What needs to be done: Copy out all lines that hold "this".
─── Material provided
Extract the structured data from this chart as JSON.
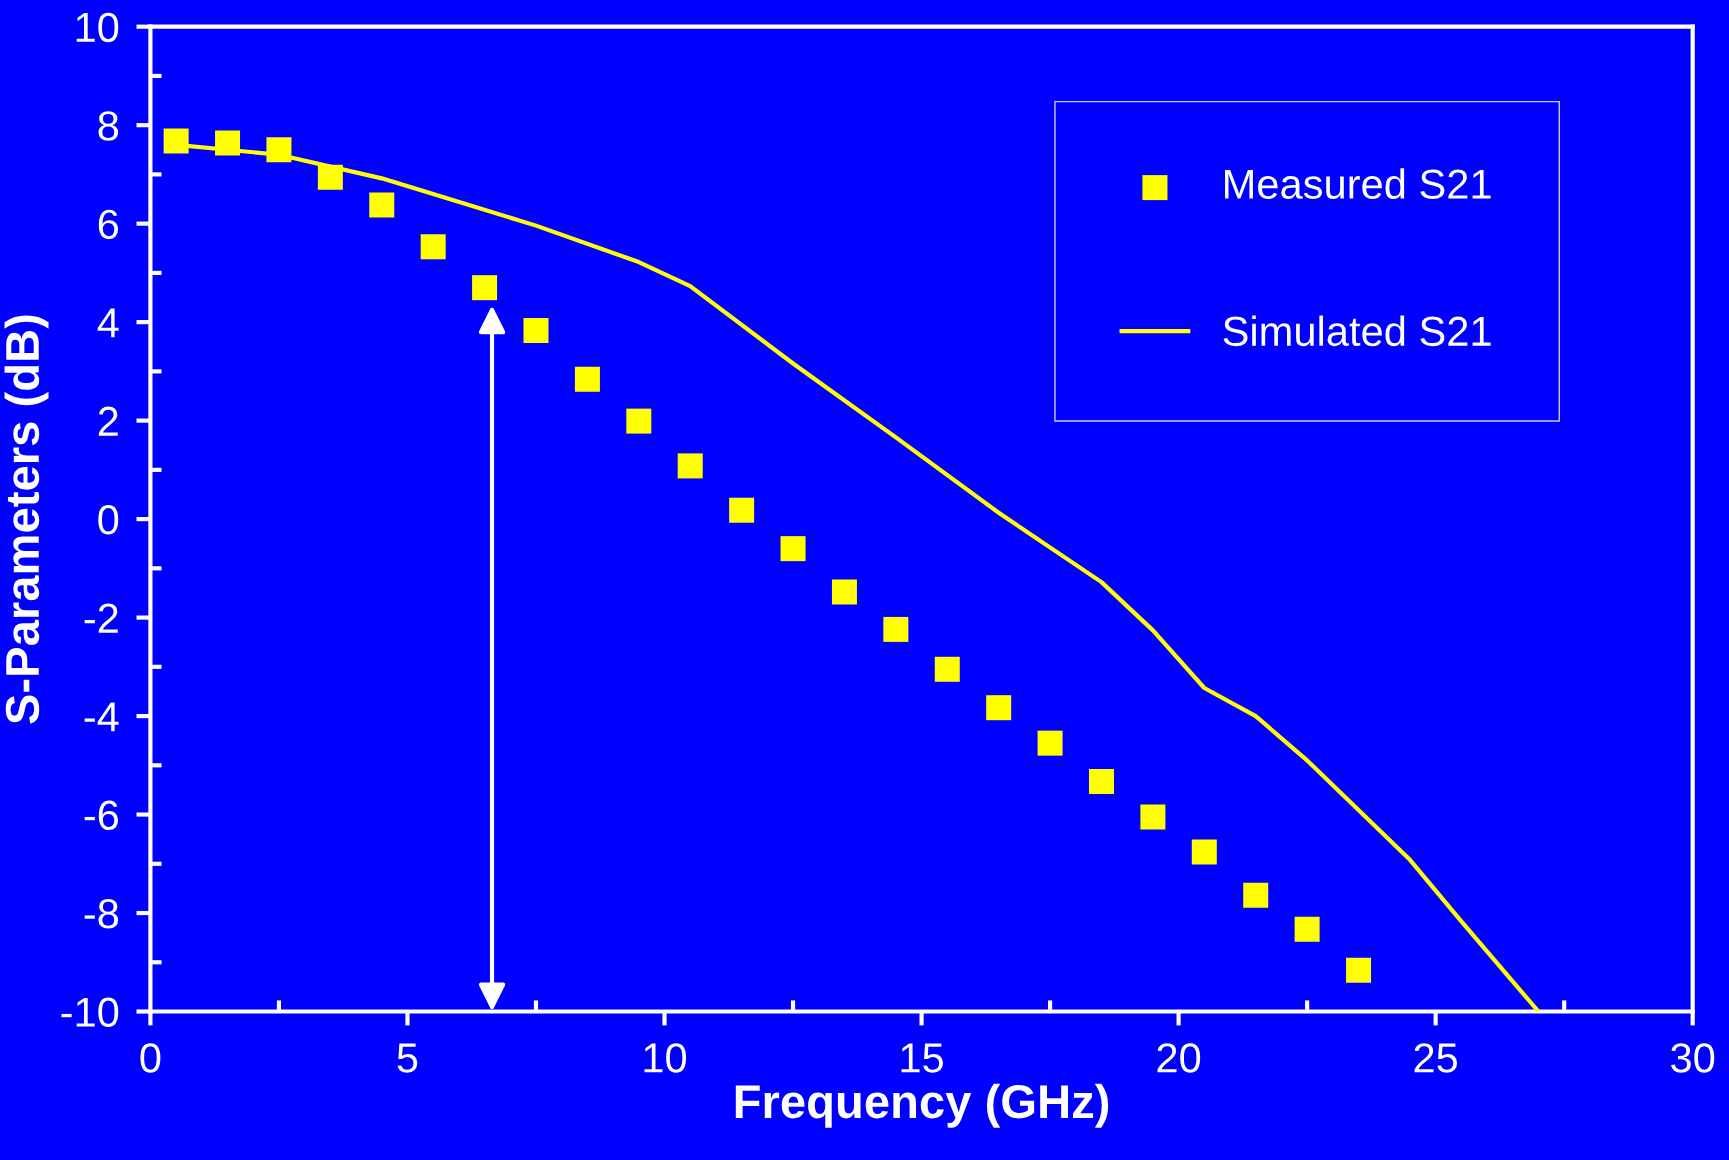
{
  "chart_data": {
    "type": "line",
    "xlabel": "Frequency (GHz)",
    "ylabel": "S-Parameters (dB)",
    "xlim": [
      0,
      30
    ],
    "ylim": [
      -10,
      10
    ],
    "xticks": [
      0,
      {
        "value": 2.5,
        "label": null
      },
      5,
      {
        "value": 7.5,
        "label": null
      },
      10,
      {
        "value": 12.5,
        "label": null
      },
      15,
      {
        "value": 17.5,
        "label": null
      },
      20,
      {
        "value": 22.5,
        "label": null
      },
      25,
      {
        "value": 27.5,
        "label": null
      },
      30
    ],
    "yticks": [
      -10,
      {
        "value": -9,
        "label": null
      },
      -8,
      {
        "value": -7,
        "label": null
      },
      -6,
      {
        "value": -5,
        "label": null
      },
      -4,
      {
        "value": -3,
        "label": null
      },
      -2,
      {
        "value": -1,
        "label": null
      },
      0,
      {
        "value": 1,
        "label": null
      },
      2,
      {
        "value": 3,
        "label": null
      },
      4,
      {
        "value": 5,
        "label": null
      },
      6,
      {
        "value": 7,
        "label": null
      },
      8,
      {
        "value": 9,
        "label": null
      },
      10
    ],
    "grid": false,
    "legend": "top right",
    "series": [
      {
        "name": "Measured S21",
        "type": "scatter",
        "marker": "square",
        "color": "#ffff00",
        "x": [
          0.5,
          1.5,
          2.5,
          3.5,
          4.5,
          5.5,
          6.5,
          7.5,
          8.5,
          9.5,
          10.5,
          11.5,
          12.5,
          13.5,
          14.5,
          15.5,
          16.5,
          17.5,
          18.5,
          19.5,
          20.5,
          21.5,
          22.5,
          23.5
        ],
        "values": [
          7.68,
          7.64,
          7.5,
          6.94,
          6.38,
          5.53,
          4.7,
          3.83,
          2.84,
          1.99,
          1.08,
          0.18,
          -0.6,
          -1.48,
          -2.24,
          -3.05,
          -3.83,
          -4.55,
          -5.33,
          -6.05,
          -6.76,
          -7.64,
          -8.33,
          -9.16
        ]
      },
      {
        "name": "Simulated S21",
        "line_style": "solid",
        "color": "#ffff00",
        "x": [
          0.5,
          2.5,
          4.5,
          5.5,
          7.5,
          9.5,
          10.5,
          12.5,
          14.5,
          16.5,
          18.5,
          19.5,
          20.5,
          21.5,
          22.5,
          24.5,
          25.5,
          27
        ],
        "values": [
          7.6,
          7.4,
          6.92,
          6.6,
          5.96,
          5.22,
          4.73,
          3.16,
          1.66,
          0.13,
          -1.28,
          -2.26,
          -3.43,
          -4.0,
          -4.9,
          -6.92,
          -8.17,
          -10
        ]
      }
    ]
  }
}
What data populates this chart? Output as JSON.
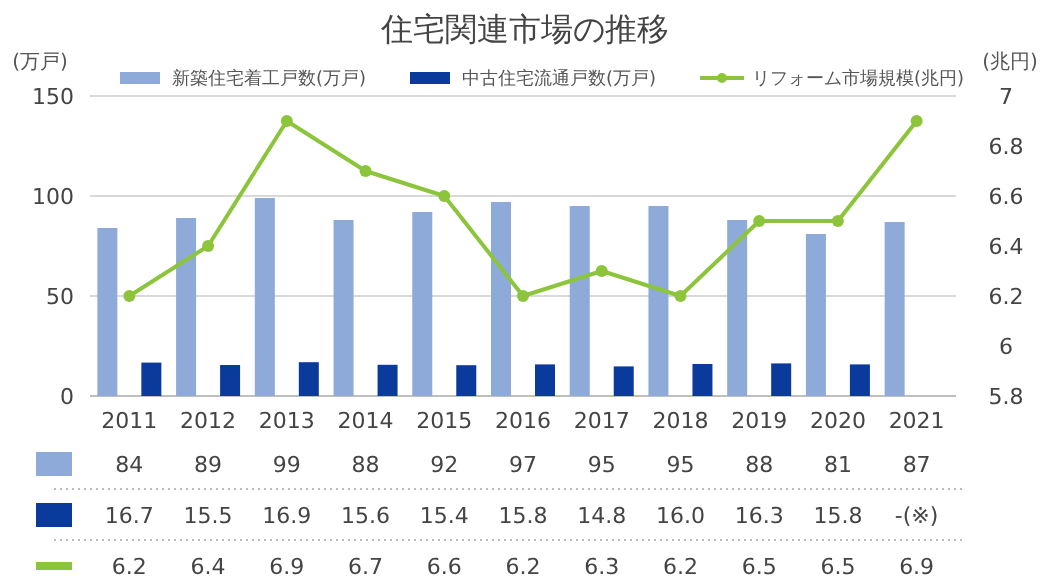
{
  "chart_data": {
    "type": "bar",
    "title": "住宅関連市場の推移",
    "ylabel": "(万戸)",
    "y2label": "(兆円)",
    "categories": [
      "2011",
      "2012",
      "2013",
      "2014",
      "2015",
      "2016",
      "2017",
      "2018",
      "2019",
      "2020",
      "2021"
    ],
    "ylim": [
      0,
      150
    ],
    "yticks": [
      0,
      50,
      100,
      150
    ],
    "y2lim": [
      5.8,
      7
    ],
    "y2ticks": [
      5.8,
      {
        "value": 6,
        "label": "6"
      },
      6.2,
      6.4,
      6.6,
      6.8,
      {
        "value": 7,
        "label": "7"
      }
    ],
    "grid": "y",
    "legend": "top",
    "data_labels": true,
    "series": [
      {
        "name": "新築住宅着工戸数(万戸)",
        "color": "#8eaad8",
        "values": [
          84,
          89,
          99,
          88,
          92,
          97,
          95,
          95,
          88,
          81,
          87
        ],
        "value_labels": [
          "84",
          "89",
          "99",
          "88",
          "92",
          "97",
          "95",
          "95",
          "88",
          "81",
          "87"
        ]
      },
      {
        "name": "中古住宅流通戸数(万戸)",
        "color": "#0a3a9c",
        "values": [
          16.7,
          15.5,
          16.9,
          15.6,
          15.4,
          15.8,
          14.8,
          16.0,
          16.3,
          15.8,
          null
        ],
        "value_labels": [
          "16.7",
          "15.5",
          "16.9",
          "15.6",
          "15.4",
          "15.8",
          "14.8",
          "16.0",
          "16.3",
          "15.8",
          "-(※)"
        ]
      },
      {
        "name": "リフォーム市場規模(兆円)",
        "type": "line",
        "axis": "y2",
        "marker": "circle",
        "line_style": "solid",
        "color": "#8cc43c",
        "values": [
          6.2,
          6.4,
          6.9,
          6.7,
          6.6,
          6.2,
          6.3,
          6.2,
          6.5,
          6.5,
          6.9
        ],
        "value_labels": [
          "6.2",
          "6.4",
          "6.9",
          "6.7",
          "6.6",
          "6.2",
          "6.3",
          "6.2",
          "6.5",
          "6.5",
          "6.9"
        ]
      }
    ]
  }
}
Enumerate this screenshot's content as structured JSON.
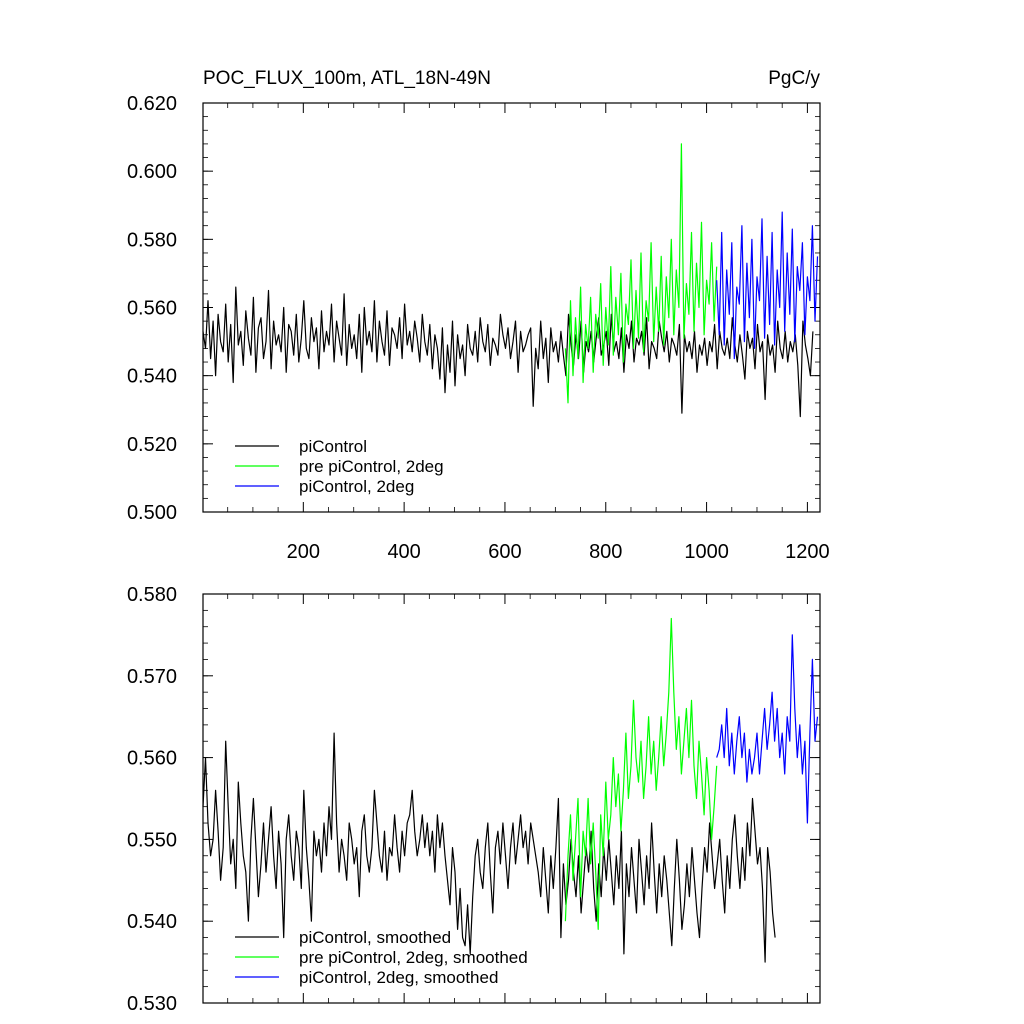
{
  "figure": {
    "title_left": "POC_FLUX_100m, ATL_18N-49N",
    "title_right": "PgC/y"
  },
  "chart_data": [
    {
      "type": "line",
      "title": "POC_FLUX_100m, ATL_18N-49N",
      "units": "PgC/y",
      "xlim": [
        1,
        1225
      ],
      "ylim": [
        0.5,
        0.62
      ],
      "xticks": [
        200,
        400,
        600,
        800,
        1000,
        1200
      ],
      "xtick_labels": [
        "200",
        "400",
        "600",
        "800",
        "1000",
        "1200"
      ],
      "yticks": [
        0.5,
        0.52,
        0.54,
        0.56,
        0.58,
        0.6,
        0.62
      ],
      "ytick_labels": [
        "0.500",
        "0.520",
        "0.540",
        "0.560",
        "0.580",
        "0.600",
        "0.620"
      ],
      "grid": false,
      "legend_position": "bottom-left",
      "series": [
        {
          "name": "piControl",
          "color": "#000000",
          "x_start": 1,
          "x_end": 1220,
          "step": 5,
          "values": [
            0.553,
            0.548,
            0.562,
            0.545,
            0.556,
            0.54,
            0.558,
            0.55,
            0.547,
            0.561,
            0.544,
            0.555,
            0.538,
            0.566,
            0.549,
            0.553,
            0.543,
            0.559,
            0.551,
            0.546,
            0.563,
            0.541,
            0.554,
            0.557,
            0.545,
            0.55,
            0.565,
            0.542,
            0.556,
            0.549,
            0.552,
            0.547,
            0.56,
            0.541,
            0.555,
            0.553,
            0.546,
            0.558,
            0.544,
            0.551,
            0.562,
            0.548,
            0.545,
            0.557,
            0.55,
            0.554,
            0.542,
            0.559,
            0.547,
            0.553,
            0.549,
            0.561,
            0.544,
            0.556,
            0.551,
            0.546,
            0.564,
            0.543,
            0.555,
            0.548,
            0.552,
            0.545,
            0.558,
            0.541,
            0.56,
            0.549,
            0.553,
            0.547,
            0.562,
            0.544,
            0.556,
            0.55,
            0.546,
            0.559,
            0.543,
            0.554,
            0.552,
            0.548,
            0.557,
            0.545,
            0.561,
            0.549,
            0.553,
            0.547,
            0.556,
            0.551,
            0.544,
            0.558,
            0.55,
            0.546,
            0.555,
            0.542,
            0.552,
            0.548,
            0.539,
            0.554,
            0.535,
            0.549,
            0.541,
            0.556,
            0.537,
            0.552,
            0.545,
            0.549,
            0.54,
            0.555,
            0.548,
            0.546,
            0.553,
            0.544,
            0.557,
            0.55,
            0.547,
            0.555,
            0.543,
            0.551,
            0.549,
            0.546,
            0.558,
            0.552,
            0.548,
            0.554,
            0.545,
            0.55,
            0.556,
            0.541,
            0.553,
            0.547,
            0.549,
            0.552,
            0.554,
            0.531,
            0.548,
            0.542,
            0.556,
            0.545,
            0.551,
            0.538,
            0.554,
            0.547,
            0.55,
            0.544,
            0.553,
            0.546,
            0.54,
            0.558,
            0.549,
            0.543,
            0.552,
            0.545,
            0.556,
            0.541,
            0.55,
            0.547,
            0.553,
            0.544,
            0.551,
            0.557,
            0.546,
            0.549,
            0.553,
            0.543,
            0.558,
            0.547,
            0.55,
            0.545,
            0.554,
            0.541,
            0.552,
            0.548,
            0.556,
            0.544,
            0.551,
            0.549,
            0.553,
            0.546,
            0.557,
            0.542,
            0.55,
            0.548,
            0.545,
            0.556,
            0.551,
            0.547,
            0.553,
            0.544,
            0.551,
            0.549,
            0.546,
            0.555,
            0.529,
            0.552,
            0.547,
            0.55,
            0.545,
            0.553,
            0.541,
            0.549,
            0.546,
            0.551,
            0.543,
            0.55,
            0.547,
            0.555,
            0.542,
            0.553,
            0.548,
            0.546,
            0.551,
            0.545,
            0.557,
            0.549,
            0.544,
            0.552,
            0.546,
            0.539,
            0.553,
            0.548,
            0.551,
            0.542,
            0.555,
            0.547,
            0.55,
            0.533,
            0.552,
            0.546,
            0.549,
            0.541,
            0.556,
            0.548,
            0.545,
            0.553,
            0.544,
            0.55,
            0.547,
            0.552,
            0.543,
            0.528,
            0.556,
            0.549,
            0.545,
            0.54,
            0.553
          ]
        },
        {
          "name": "pre piControl, 2deg",
          "color": "#00ff00",
          "x_start": 720,
          "x_end": 1020,
          "step": 5,
          "values": [
            0.548,
            0.532,
            0.562,
            0.54,
            0.557,
            0.545,
            0.566,
            0.538,
            0.555,
            0.548,
            0.563,
            0.541,
            0.558,
            0.551,
            0.567,
            0.543,
            0.56,
            0.549,
            0.572,
            0.546,
            0.563,
            0.552,
            0.57,
            0.544,
            0.561,
            0.555,
            0.574,
            0.548,
            0.565,
            0.551,
            0.576,
            0.547,
            0.562,
            0.556,
            0.579,
            0.55,
            0.566,
            0.553,
            0.575,
            0.549,
            0.569,
            0.557,
            0.58,
            0.552,
            0.571,
            0.56,
            0.608,
            0.551,
            0.567,
            0.558,
            0.582,
            0.553,
            0.573,
            0.56,
            0.585,
            0.552,
            0.568,
            0.561,
            0.579,
            0.556,
            0.572
          ]
        },
        {
          "name": "piControl, 2deg",
          "color": "#0000ff",
          "x_start": 1020,
          "x_end": 1220,
          "step": 5,
          "values": [
            0.568,
            0.552,
            0.582,
            0.549,
            0.571,
            0.558,
            0.579,
            0.545,
            0.566,
            0.561,
            0.584,
            0.55,
            0.573,
            0.557,
            0.58,
            0.548,
            0.569,
            0.562,
            0.586,
            0.551,
            0.575,
            0.555,
            0.582,
            0.549,
            0.571,
            0.56,
            0.588,
            0.553,
            0.576,
            0.558,
            0.583,
            0.55,
            0.572,
            0.565,
            0.579,
            0.552,
            0.569,
            0.562,
            0.584,
            0.556,
            0.575
          ]
        }
      ],
      "legend": [
        {
          "label": "piControl",
          "color": "#000000"
        },
        {
          "label": "pre piControl, 2deg",
          "color": "#00ff00"
        },
        {
          "label": "piControl, 2deg",
          "color": "#0000ff"
        }
      ]
    },
    {
      "type": "line",
      "xlim": [
        1,
        1225
      ],
      "ylim": [
        0.53,
        0.58
      ],
      "xticks": [
        200,
        400,
        600,
        800,
        1000,
        1200
      ],
      "yticks": [
        0.53,
        0.54,
        0.55,
        0.56,
        0.57,
        0.58
      ],
      "ytick_labels": [
        "0.530",
        "0.540",
        "0.550",
        "0.560",
        "0.570",
        "0.580"
      ],
      "grid": false,
      "legend_position": "bottom-left",
      "series": [
        {
          "name": "piControl, smoothed",
          "color": "#000000",
          "x_start": 1,
          "x_end": 1220,
          "step": 5,
          "values": [
            0.554,
            0.56,
            0.552,
            0.548,
            0.55,
            0.556,
            0.551,
            0.545,
            0.549,
            0.562,
            0.554,
            0.547,
            0.55,
            0.544,
            0.557,
            0.552,
            0.548,
            0.546,
            0.54,
            0.55,
            0.555,
            0.549,
            0.543,
            0.547,
            0.552,
            0.546,
            0.55,
            0.554,
            0.548,
            0.544,
            0.551,
            0.547,
            0.538,
            0.55,
            0.553,
            0.548,
            0.545,
            0.551,
            0.549,
            0.544,
            0.556,
            0.549,
            0.545,
            0.54,
            0.551,
            0.548,
            0.55,
            0.546,
            0.552,
            0.548,
            0.554,
            0.55,
            0.563,
            0.552,
            0.546,
            0.55,
            0.548,
            0.545,
            0.552,
            0.55,
            0.547,
            0.549,
            0.543,
            0.551,
            0.553,
            0.548,
            0.546,
            0.549,
            0.556,
            0.552,
            0.548,
            0.546,
            0.551,
            0.545,
            0.549,
            0.548,
            0.553,
            0.549,
            0.546,
            0.551,
            0.548,
            0.552,
            0.553,
            0.556,
            0.551,
            0.548,
            0.55,
            0.553,
            0.549,
            0.552,
            0.548,
            0.551,
            0.546,
            0.553,
            0.549,
            0.552,
            0.548,
            0.545,
            0.542,
            0.549,
            0.546,
            0.539,
            0.544,
            0.538,
            0.537,
            0.542,
            0.536,
            0.543,
            0.548,
            0.55,
            0.546,
            0.544,
            0.549,
            0.552,
            0.546,
            0.541,
            0.549,
            0.551,
            0.547,
            0.552,
            0.548,
            0.544,
            0.549,
            0.552,
            0.547,
            0.55,
            0.553,
            0.549,
            0.551,
            0.547,
            0.552,
            0.55,
            0.548,
            0.546,
            0.543,
            0.549,
            0.545,
            0.541,
            0.548,
            0.544,
            0.549,
            0.555,
            0.538,
            0.547,
            0.542,
            0.545,
            0.55,
            0.546,
            0.543,
            0.548,
            0.541,
            0.545,
            0.549,
            0.546,
            0.551,
            0.544,
            0.54,
            0.547,
            0.543,
            0.549,
            0.545,
            0.55,
            0.546,
            0.542,
            0.548,
            0.544,
            0.551,
            0.536,
            0.547,
            0.543,
            0.549,
            0.545,
            0.541,
            0.55,
            0.546,
            0.542,
            0.548,
            0.544,
            0.552,
            0.546,
            0.541,
            0.547,
            0.543,
            0.548,
            0.545,
            0.541,
            0.537,
            0.544,
            0.55,
            0.545,
            0.539,
            0.542,
            0.547,
            0.543,
            0.549,
            0.545,
            0.541,
            0.538,
            0.544,
            0.549,
            0.546,
            0.552,
            0.548,
            0.544,
            0.547,
            0.55,
            0.545,
            0.541,
            0.548,
            0.544,
            0.55,
            0.553,
            0.548,
            0.544,
            0.549,
            0.545,
            0.552,
            0.548,
            0.555,
            0.551,
            0.547,
            0.549,
            0.544,
            0.535,
            0.549,
            0.546,
            0.541,
            0.538
          ]
        },
        {
          "name": "pre piControl, 2deg, smoothed",
          "color": "#00ff00",
          "x_start": 720,
          "x_end": 1020,
          "step": 5,
          "values": [
            0.54,
            0.548,
            0.553,
            0.545,
            0.55,
            0.555,
            0.543,
            0.551,
            0.548,
            0.555,
            0.547,
            0.552,
            0.546,
            0.539,
            0.553,
            0.548,
            0.557,
            0.55,
            0.553,
            0.56,
            0.554,
            0.558,
            0.551,
            0.556,
            0.563,
            0.555,
            0.559,
            0.567,
            0.56,
            0.557,
            0.562,
            0.555,
            0.559,
            0.565,
            0.558,
            0.562,
            0.556,
            0.56,
            0.565,
            0.559,
            0.563,
            0.568,
            0.577,
            0.568,
            0.561,
            0.565,
            0.558,
            0.562,
            0.566,
            0.56,
            0.567,
            0.559,
            0.555,
            0.562,
            0.558,
            0.553,
            0.56,
            0.556,
            0.55,
            0.554,
            0.559
          ]
        },
        {
          "name": "piControl, 2deg, smoothed",
          "color": "#0000ff",
          "x_start": 1020,
          "x_end": 1220,
          "step": 5,
          "values": [
            0.56,
            0.561,
            0.564,
            0.56,
            0.566,
            0.559,
            0.563,
            0.558,
            0.562,
            0.565,
            0.56,
            0.563,
            0.557,
            0.561,
            0.558,
            0.56,
            0.563,
            0.558,
            0.562,
            0.566,
            0.561,
            0.564,
            0.568,
            0.562,
            0.566,
            0.56,
            0.563,
            0.558,
            0.565,
            0.562,
            0.575,
            0.566,
            0.56,
            0.564,
            0.558,
            0.562,
            0.552,
            0.563,
            0.572,
            0.562,
            0.565
          ]
        }
      ],
      "legend": [
        {
          "label": "piControl, smoothed",
          "color": "#000000"
        },
        {
          "label": "pre piControl, 2deg, smoothed",
          "color": "#00ff00"
        },
        {
          "label": "piControl, 2deg, smoothed",
          "color": "#0000ff"
        }
      ]
    }
  ]
}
──────
Response to the exercise:
Extract the structured data from this chart as JSON.
What data populates this chart? Output as JSON.
Enumerate this screenshot's content as structured JSON.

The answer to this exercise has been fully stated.